PROBLEM TO SOLVE:
In the data that follows, count every line holding the string "Teff" and give the count alone.

Figure data in JSON

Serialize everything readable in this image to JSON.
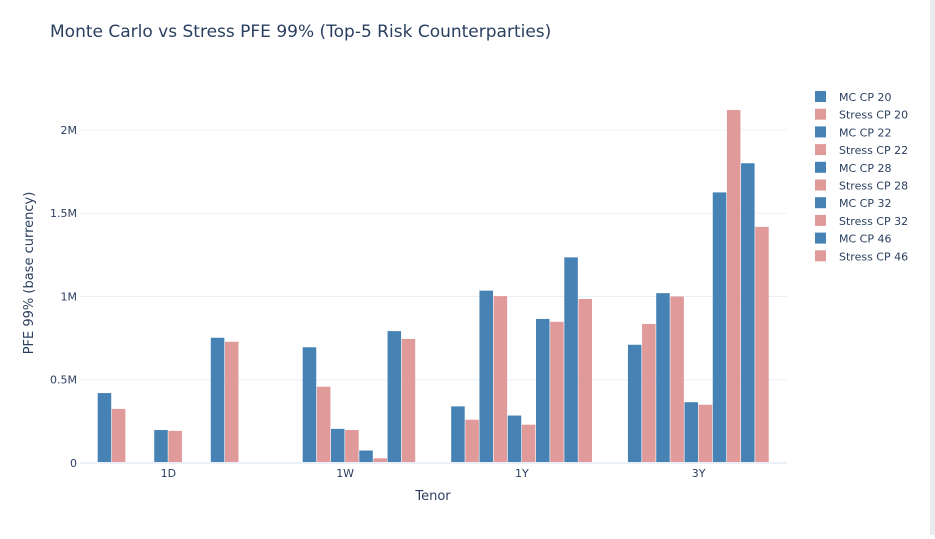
{
  "chart_data": {
    "type": "bar",
    "title": "Monte Carlo vs Stress PFE 99% (Top-5 Risk Counterparties)",
    "xlabel": "Tenor",
    "ylabel": "PFE 99% (base currency)",
    "categories": [
      "1D",
      "1W",
      "1Y",
      "3Y"
    ],
    "ylim": [
      0,
      2300000
    ],
    "yticks": [
      0,
      500000,
      1000000,
      1500000,
      2000000
    ],
    "ytick_labels": [
      "0",
      "0.5M",
      "1M",
      "1.5M",
      "2M"
    ],
    "grid": true,
    "legend_position": "right",
    "series": [
      {
        "name": "MC CP 20",
        "color": "#4682b4",
        "values": [
          420000,
          0,
          340000,
          710000
        ]
      },
      {
        "name": "Stress CP 20",
        "color": "#e09a9a",
        "values": [
          325000,
          0,
          260000,
          835000
        ]
      },
      {
        "name": "MC CP 22",
        "color": "#4682b4",
        "values": [
          0,
          695000,
          1035000,
          1020000
        ]
      },
      {
        "name": "Stress CP 22",
        "color": "#e09a9a",
        "values": [
          0,
          458000,
          1002000,
          1000000
        ]
      },
      {
        "name": "MC CP 28",
        "color": "#4682b4",
        "values": [
          198000,
          205000,
          285000,
          365000
        ]
      },
      {
        "name": "Stress CP 28",
        "color": "#e09a9a",
        "values": [
          193000,
          198000,
          230000,
          350000
        ]
      },
      {
        "name": "MC CP 32",
        "color": "#4682b4",
        "values": [
          0,
          75000,
          865000,
          1625000
        ]
      },
      {
        "name": "Stress CP 32",
        "color": "#e09a9a",
        "values": [
          0,
          28000,
          848000,
          2120000
        ]
      },
      {
        "name": "MC CP 46",
        "color": "#4682b4",
        "values": [
          752000,
          792000,
          1235000,
          1800000
        ]
      },
      {
        "name": "Stress CP 46",
        "color": "#e09a9a",
        "values": [
          728000,
          745000,
          985000,
          1418000
        ]
      }
    ]
  }
}
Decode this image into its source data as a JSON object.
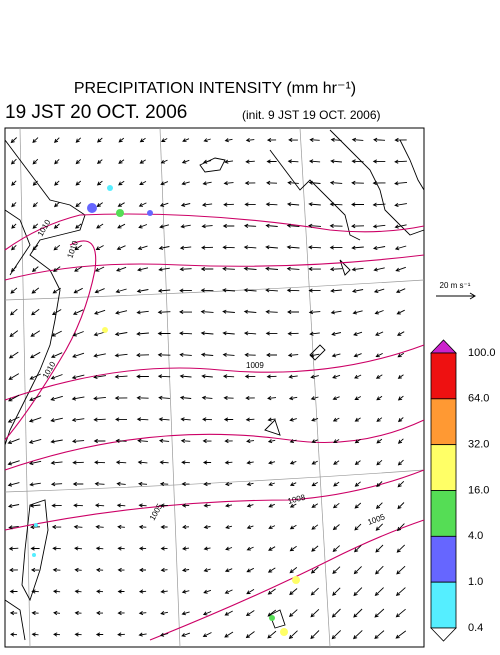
{
  "header": {
    "title": "PRECIPITATION INTENSITY (mm hr⁻¹)",
    "valid_time": "19 JST 20 OCT. 2006",
    "init_time": "(init. 9 JST 19 OCT. 2006)"
  },
  "vector_legend": {
    "label": "20 m s⁻¹"
  },
  "contour_labels": [
    "1010",
    "1010",
    "1010",
    "1009",
    "1008",
    "1005",
    "1005"
  ],
  "colorbar": {
    "labels": [
      "100.0",
      "64.0",
      "32.0",
      "16.0",
      "4.0",
      "1.0",
      "0.4"
    ],
    "colors": [
      "#cc22cc",
      "#ee1111",
      "#ff9933",
      "#ffff66",
      "#55dd55",
      "#6666ff",
      "#55eeff",
      "#ffffff"
    ]
  }
}
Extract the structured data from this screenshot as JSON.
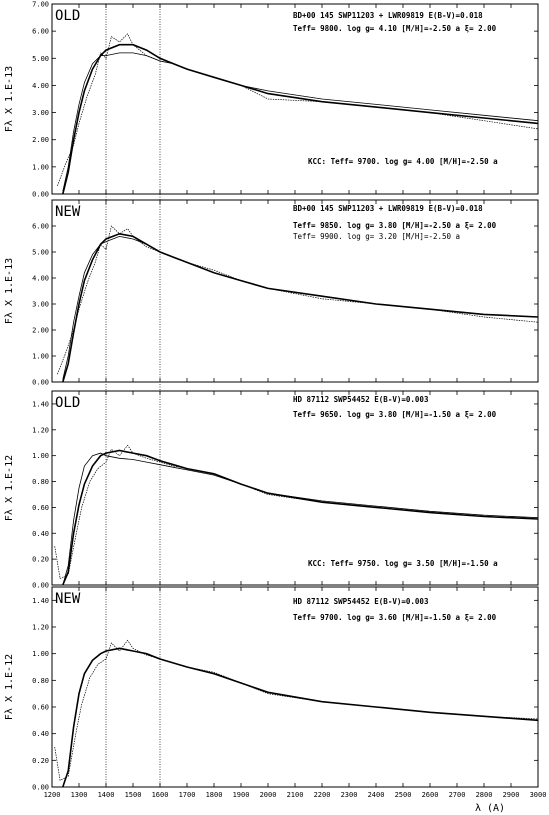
{
  "chart_data": [
    {
      "type": "line",
      "panel_tag": "OLD",
      "ylabel": "Fλ X   1.E-13",
      "xlim": [
        1200,
        3000
      ],
      "ylim": [
        0,
        7.0
      ],
      "yticks": [
        "0.00",
        "1.00",
        "2.00",
        "3.00",
        "4.00",
        "5.00",
        "6.00",
        "7.00"
      ],
      "annotations": [
        "BD+00 145 SWP11203 + LWR09819 E(B-V)=0.018",
        "Teff=  9800.  log g= 4.10 [M/H]=-2.50 a  ξ= 2.00",
        "KCC: Teff=  9700. log g= 4.00 [M/H]=-2.50 a"
      ],
      "series": [
        {
          "role": "observed",
          "x": [
            1220,
            1250,
            1280,
            1300,
            1330,
            1360,
            1380,
            1400,
            1420,
            1450,
            1480,
            1500,
            1550,
            1600,
            1650,
            1700,
            1800,
            1900,
            2000,
            2200,
            2400,
            2600,
            2800,
            3000
          ],
          "y": [
            0.3,
            1.1,
            1.8,
            2.6,
            3.6,
            4.4,
            5.2,
            5.0,
            5.8,
            5.6,
            5.9,
            5.5,
            5.1,
            4.9,
            4.8,
            4.6,
            4.3,
            4.0,
            3.5,
            3.4,
            3.2,
            3.0,
            2.7,
            2.4
          ]
        },
        {
          "role": "model_a",
          "x": [
            1240,
            1260,
            1280,
            1300,
            1320,
            1350,
            1380,
            1400,
            1450,
            1500,
            1550,
            1600,
            1650,
            1700,
            1800,
            1900,
            2000,
            2200,
            2400,
            2600,
            2800,
            3000
          ],
          "y": [
            0.0,
            0.8,
            2.0,
            3.0,
            3.8,
            4.6,
            5.1,
            5.3,
            5.5,
            5.5,
            5.3,
            5.0,
            4.8,
            4.6,
            4.3,
            4.0,
            3.7,
            3.4,
            3.2,
            3.0,
            2.8,
            2.6
          ]
        },
        {
          "role": "model_b",
          "x": [
            1240,
            1260,
            1280,
            1300,
            1320,
            1350,
            1380,
            1400,
            1450,
            1500,
            1550,
            1600,
            1650,
            1700,
            1800,
            1900,
            2000,
            2200,
            2400,
            2600,
            2800,
            3000
          ],
          "y": [
            0.1,
            1.0,
            2.3,
            3.3,
            4.1,
            4.8,
            5.1,
            5.1,
            5.2,
            5.2,
            5.1,
            4.9,
            4.8,
            4.6,
            4.3,
            4.0,
            3.8,
            3.5,
            3.3,
            3.1,
            2.9,
            2.7
          ]
        }
      ]
    },
    {
      "type": "line",
      "panel_tag": "NEW",
      "ylabel": "Fλ X   1.E-13",
      "xlim": [
        1200,
        3000
      ],
      "ylim": [
        0,
        7.0
      ],
      "yticks": [
        "0.00",
        "1.00",
        "2.00",
        "3.00",
        "4.00",
        "5.00",
        "6.00"
      ],
      "annotations": [
        "BD+00 145 SWP11203 + LWR09819 E(B-V)=0.018",
        "Teff=  9850.  log g= 3.80 [M/H]=-2.50 a  ξ= 2.00",
        "Teff=  9900.  log g= 3.20 [M/H]=-2.50 a"
      ],
      "series": [
        {
          "role": "observed",
          "x": [
            1220,
            1250,
            1280,
            1300,
            1330,
            1360,
            1380,
            1400,
            1420,
            1450,
            1480,
            1500,
            1550,
            1600,
            1650,
            1700,
            1800,
            1900,
            2000,
            2200,
            2400,
            2600,
            2800,
            3000
          ],
          "y": [
            0.3,
            1.1,
            2.0,
            2.8,
            3.8,
            4.6,
            5.3,
            5.1,
            6.0,
            5.7,
            5.9,
            5.6,
            5.2,
            5.0,
            4.8,
            4.6,
            4.3,
            3.9,
            3.6,
            3.2,
            3.0,
            2.8,
            2.5,
            2.3
          ]
        },
        {
          "role": "model_a",
          "x": [
            1240,
            1260,
            1280,
            1300,
            1320,
            1350,
            1380,
            1400,
            1450,
            1500,
            1550,
            1600,
            1650,
            1700,
            1800,
            1900,
            2000,
            2200,
            2400,
            2600,
            2800,
            3000
          ],
          "y": [
            0.0,
            0.7,
            1.9,
            3.0,
            3.9,
            4.7,
            5.3,
            5.5,
            5.7,
            5.6,
            5.3,
            5.0,
            4.8,
            4.6,
            4.2,
            3.9,
            3.6,
            3.3,
            3.0,
            2.8,
            2.6,
            2.5
          ]
        },
        {
          "role": "model_b",
          "x": [
            1240,
            1260,
            1280,
            1300,
            1320,
            1350,
            1380,
            1400,
            1450,
            1500,
            1550,
            1600,
            1650,
            1700,
            1800,
            1900,
            2000,
            2200,
            2400,
            2600,
            2800,
            3000
          ],
          "y": [
            0.1,
            1.0,
            2.3,
            3.3,
            4.2,
            4.9,
            5.3,
            5.4,
            5.6,
            5.5,
            5.3,
            5.0,
            4.8,
            4.6,
            4.2,
            3.9,
            3.6,
            3.3,
            3.0,
            2.8,
            2.6,
            2.5
          ]
        }
      ]
    },
    {
      "type": "line",
      "panel_tag": "OLD",
      "ylabel": "Fλ X   1.E-12",
      "xlim": [
        1200,
        3000
      ],
      "ylim": [
        0,
        1.5
      ],
      "yticks": [
        "0.00",
        "0.20",
        "0.40",
        "0.60",
        "0.80",
        "1.00",
        "1.20",
        "1.40"
      ],
      "annotations": [
        "HD 87112   SWP54452          E(B-V)=0.003",
        "Teff=  9650.  log g= 3.80 [M/H]=-1.50 a  ξ= 2.00",
        "KCC: Teff=  9750. log g= 3.50 [M/H]=-1.50 a"
      ],
      "series": [
        {
          "role": "observed",
          "x": [
            1210,
            1230,
            1260,
            1290,
            1310,
            1340,
            1370,
            1400,
            1420,
            1450,
            1480,
            1500,
            1550,
            1600,
            1650,
            1700,
            1800,
            1900,
            2000,
            2200,
            2400,
            2600,
            2800,
            3000
          ],
          "y": [
            0.3,
            0.05,
            0.08,
            0.4,
            0.6,
            0.8,
            0.9,
            0.95,
            1.05,
            1.0,
            1.08,
            1.02,
            0.98,
            0.95,
            0.92,
            0.9,
            0.86,
            0.78,
            0.7,
            0.64,
            0.6,
            0.56,
            0.53,
            0.51
          ]
        },
        {
          "role": "model_a",
          "x": [
            1240,
            1260,
            1280,
            1300,
            1320,
            1350,
            1380,
            1400,
            1450,
            1500,
            1550,
            1600,
            1650,
            1700,
            1800,
            1900,
            2000,
            2200,
            2400,
            2600,
            2800,
            3000
          ],
          "y": [
            0.0,
            0.1,
            0.4,
            0.62,
            0.78,
            0.92,
            1.0,
            1.02,
            1.04,
            1.02,
            1.0,
            0.96,
            0.93,
            0.9,
            0.86,
            0.78,
            0.71,
            0.64,
            0.6,
            0.56,
            0.53,
            0.51
          ]
        },
        {
          "role": "model_b",
          "x": [
            1240,
            1260,
            1280,
            1300,
            1320,
            1350,
            1380,
            1400,
            1450,
            1500,
            1550,
            1600,
            1650,
            1700,
            1800,
            1900,
            2000,
            2200,
            2400,
            2600,
            2800,
            3000
          ],
          "y": [
            0.0,
            0.15,
            0.5,
            0.75,
            0.92,
            1.0,
            1.02,
            1.0,
            0.98,
            0.97,
            0.95,
            0.93,
            0.91,
            0.89,
            0.85,
            0.78,
            0.71,
            0.65,
            0.61,
            0.57,
            0.54,
            0.52
          ]
        }
      ]
    },
    {
      "type": "line",
      "panel_tag": "NEW",
      "ylabel": "Fλ X   1.E-12",
      "xlim": [
        1200,
        3000
      ],
      "ylim": [
        0,
        1.5
      ],
      "yticks": [
        "0.00",
        "0.20",
        "0.40",
        "0.60",
        "0.80",
        "1.00",
        "1.20",
        "1.40"
      ],
      "annotations": [
        "HD 87112   SWP54452          E(B-V)=0.003",
        "Teff=  9700.  log g= 3.60 [M/H]=-1.50 a  ξ= 2.00"
      ],
      "series": [
        {
          "role": "observed",
          "x": [
            1210,
            1230,
            1260,
            1290,
            1310,
            1340,
            1370,
            1400,
            1420,
            1450,
            1480,
            1500,
            1550,
            1600,
            1650,
            1700,
            1800,
            1900,
            2000,
            2200,
            2400,
            2600,
            2800,
            3000
          ],
          "y": [
            0.3,
            0.05,
            0.08,
            0.42,
            0.62,
            0.82,
            0.92,
            0.96,
            1.08,
            1.02,
            1.1,
            1.04,
            0.99,
            0.96,
            0.93,
            0.9,
            0.86,
            0.78,
            0.7,
            0.64,
            0.6,
            0.56,
            0.53,
            0.51
          ]
        },
        {
          "role": "model_a",
          "x": [
            1240,
            1260,
            1280,
            1300,
            1320,
            1350,
            1380,
            1400,
            1450,
            1500,
            1550,
            1600,
            1650,
            1700,
            1800,
            1900,
            2000,
            2200,
            2400,
            2600,
            2800,
            3000
          ],
          "y": [
            0.0,
            0.12,
            0.45,
            0.7,
            0.85,
            0.95,
            1.0,
            1.02,
            1.04,
            1.02,
            1.0,
            0.96,
            0.93,
            0.9,
            0.85,
            0.78,
            0.71,
            0.64,
            0.6,
            0.56,
            0.53,
            0.5
          ]
        }
      ]
    }
  ],
  "shared_x_axis": {
    "ticks": [
      "1200",
      "1300",
      "1400",
      "1500",
      "1600",
      "1700",
      "1800",
      "1900",
      "2000",
      "2100",
      "2200",
      "2300",
      "2400",
      "2500",
      "2600",
      "2700",
      "2800",
      "2900",
      "3000"
    ],
    "label": "λ (A)",
    "reference_lines": [
      1400,
      1600
    ]
  }
}
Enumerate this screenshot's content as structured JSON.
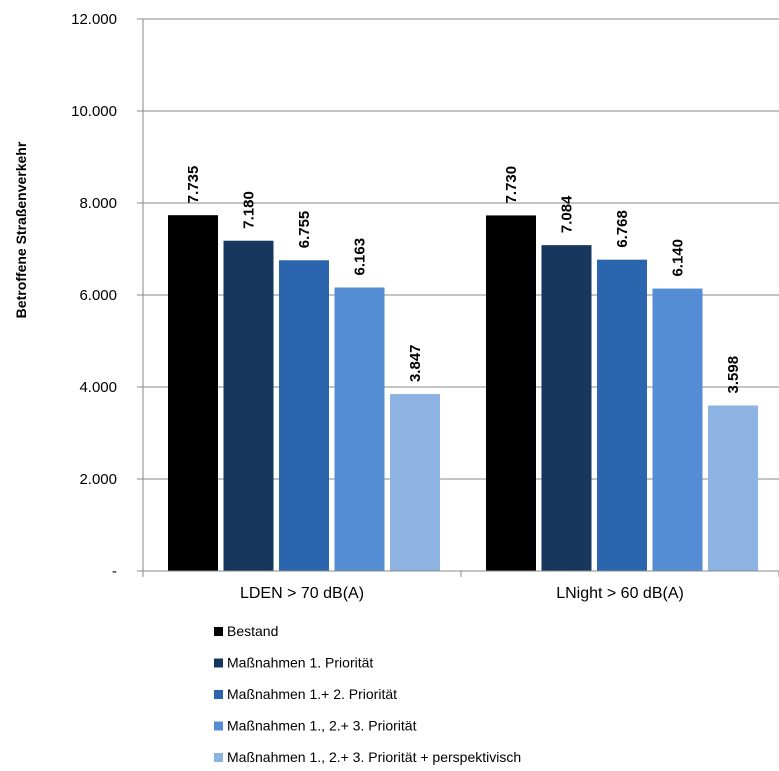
{
  "chart_data": {
    "type": "bar",
    "ylabel": "Betroffene Straßenverkehr",
    "ylim": [
      0,
      12000
    ],
    "y_ticks": [
      0,
      2000,
      4000,
      6000,
      8000,
      10000,
      12000
    ],
    "y_tick_labels": [
      "-",
      "2.000",
      "4.000",
      "6.000",
      "8.000",
      "10.000",
      "12.000"
    ],
    "grid": "horizontal",
    "legend_position": "bottom",
    "categories": [
      "LDEN > 70 dB(A)",
      "LNight >  60 dB(A)"
    ],
    "series": [
      {
        "name": "Bestand",
        "color": "#000000",
        "values": [
          7735,
          7730
        ],
        "labels": [
          "7.735",
          "7.730"
        ]
      },
      {
        "name": "Maßnahmen 1. Priorität",
        "color": "#17375e",
        "values": [
          7180,
          7084
        ],
        "labels": [
          "7.180",
          "7.084"
        ]
      },
      {
        "name": "Maßnahmen 1.+ 2. Priorität",
        "color": "#2b65ad",
        "values": [
          6755,
          6768
        ],
        "labels": [
          "6.755",
          "6.768"
        ]
      },
      {
        "name": "Maßnahmen 1., 2.+ 3. Priorität",
        "color": "#548dd4",
        "values": [
          6163,
          6140
        ],
        "labels": [
          "6.163",
          "6.140"
        ]
      },
      {
        "name": "Maßnahmen 1., 2.+ 3. Priorität + perspektivisch",
        "color": "#8db3e2",
        "values": [
          3847,
          3598
        ],
        "labels": [
          "3.847",
          "3.598"
        ]
      }
    ]
  }
}
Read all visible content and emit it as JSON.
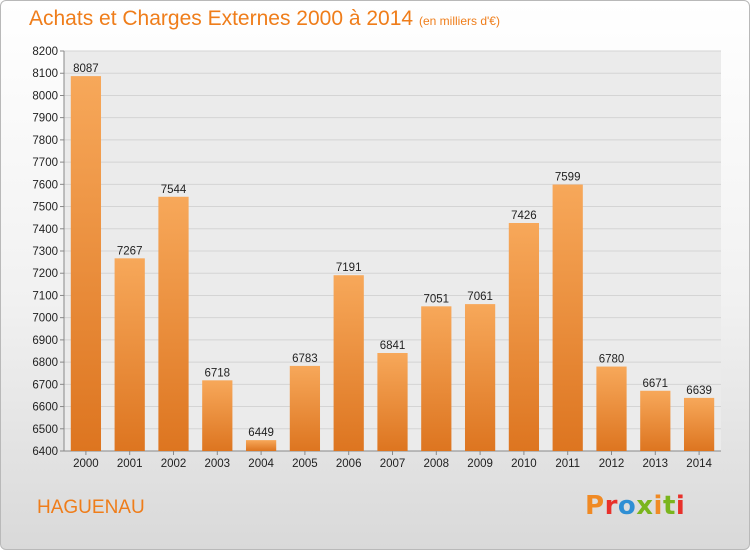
{
  "header": {
    "title": "Achats et Charges Externes 2000 à 2014",
    "subtitle": "(en milliers d'€)"
  },
  "footer": {
    "city": "HAGUENAU",
    "logo_text": "Proxiti"
  },
  "colors": {
    "accent": "#ef7d1a",
    "bar_light": "#f7a85a",
    "bar_dark": "#dd7520",
    "grid": "#d4d4d4",
    "logo": [
      "#f08a24",
      "#e8312b",
      "#2f8fd4",
      "#7ab51d",
      "#f08a24",
      "#7ab51d",
      "#e8312b"
    ]
  },
  "chart_data": {
    "type": "bar",
    "title": "Achats et Charges Externes 2000 à 2014",
    "subtitle": "(en milliers d'€)",
    "categories": [
      "2000",
      "2001",
      "2002",
      "2003",
      "2004",
      "2005",
      "2006",
      "2007",
      "2008",
      "2009",
      "2010",
      "2011",
      "2012",
      "2013",
      "2014"
    ],
    "values": [
      8087,
      7267,
      7544,
      6718,
      6449,
      6783,
      7191,
      6841,
      7051,
      7061,
      7426,
      7599,
      6780,
      6671,
      6639
    ],
    "ylim": [
      6400,
      8200
    ],
    "yticks": [
      6400,
      6500,
      6600,
      6700,
      6800,
      6900,
      7000,
      7100,
      7200,
      7300,
      7400,
      7500,
      7600,
      7700,
      7800,
      7900,
      8000,
      8100,
      8200
    ],
    "grid": true,
    "data_labels": true
  }
}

COMPLETED TASK:
7